What the exercise asks => Give the data below again exactly as it stands. Omit the pictures.

*** Material for this task

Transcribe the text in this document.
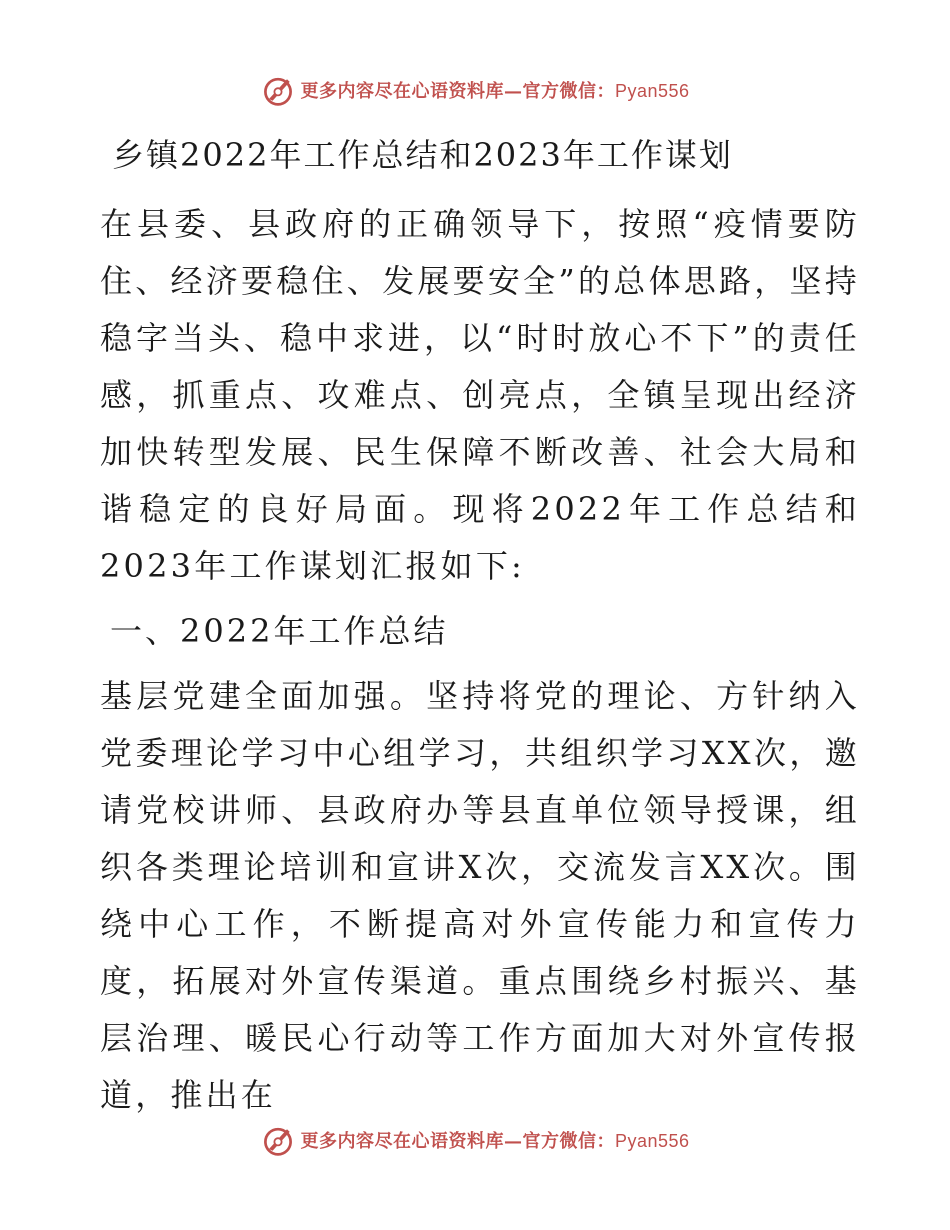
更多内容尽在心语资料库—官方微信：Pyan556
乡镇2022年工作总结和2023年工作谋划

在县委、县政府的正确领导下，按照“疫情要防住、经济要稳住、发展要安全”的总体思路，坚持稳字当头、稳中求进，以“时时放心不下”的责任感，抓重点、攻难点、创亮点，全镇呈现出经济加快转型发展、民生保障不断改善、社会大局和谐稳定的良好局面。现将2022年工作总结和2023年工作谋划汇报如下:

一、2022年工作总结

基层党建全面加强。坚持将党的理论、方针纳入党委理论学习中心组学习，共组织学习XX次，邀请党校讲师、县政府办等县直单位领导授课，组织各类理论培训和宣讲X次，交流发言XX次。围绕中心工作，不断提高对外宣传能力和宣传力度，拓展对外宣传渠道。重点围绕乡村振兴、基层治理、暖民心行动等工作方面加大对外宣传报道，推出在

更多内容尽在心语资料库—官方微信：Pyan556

******

Worked answer =>
Transcribe the text in this document.
更多内容尽在心语资料库—官方微信：Pyan556
乡镇2022年工作总结和2023年工作谋划

在县委、县政府的正确领导下，按照“疫情要防住、经济要稳住、发展要安全”的总体思路，坚持稳字当头、稳中求进，以“时时放心不下”的责任感，抓重点、攻难点、创亮点，全镇呈现出经济加快转型发展、民生保障不断改善、社会大局和谐稳定的良好局面。现将2022年工作总结和2023年工作谋划汇报如下:

一、2022年工作总结

基层党建全面加强。坚持将党的理论、方针纳入党委理论学习中心组学习，共组织学习XX次，邀请党校讲师、县政府办等县直单位领导授课，组织各类理论培训和宣讲X次，交流发言XX次。围绕中心工作，不断提高对外宣传能力和宣传力度，拓展对外宣传渠道。重点围绕乡村振兴、基层治理、暖民心行动等工作方面加大对外宣传报道，推出在

更多内容尽在心语资料库—官方微信：Pyan556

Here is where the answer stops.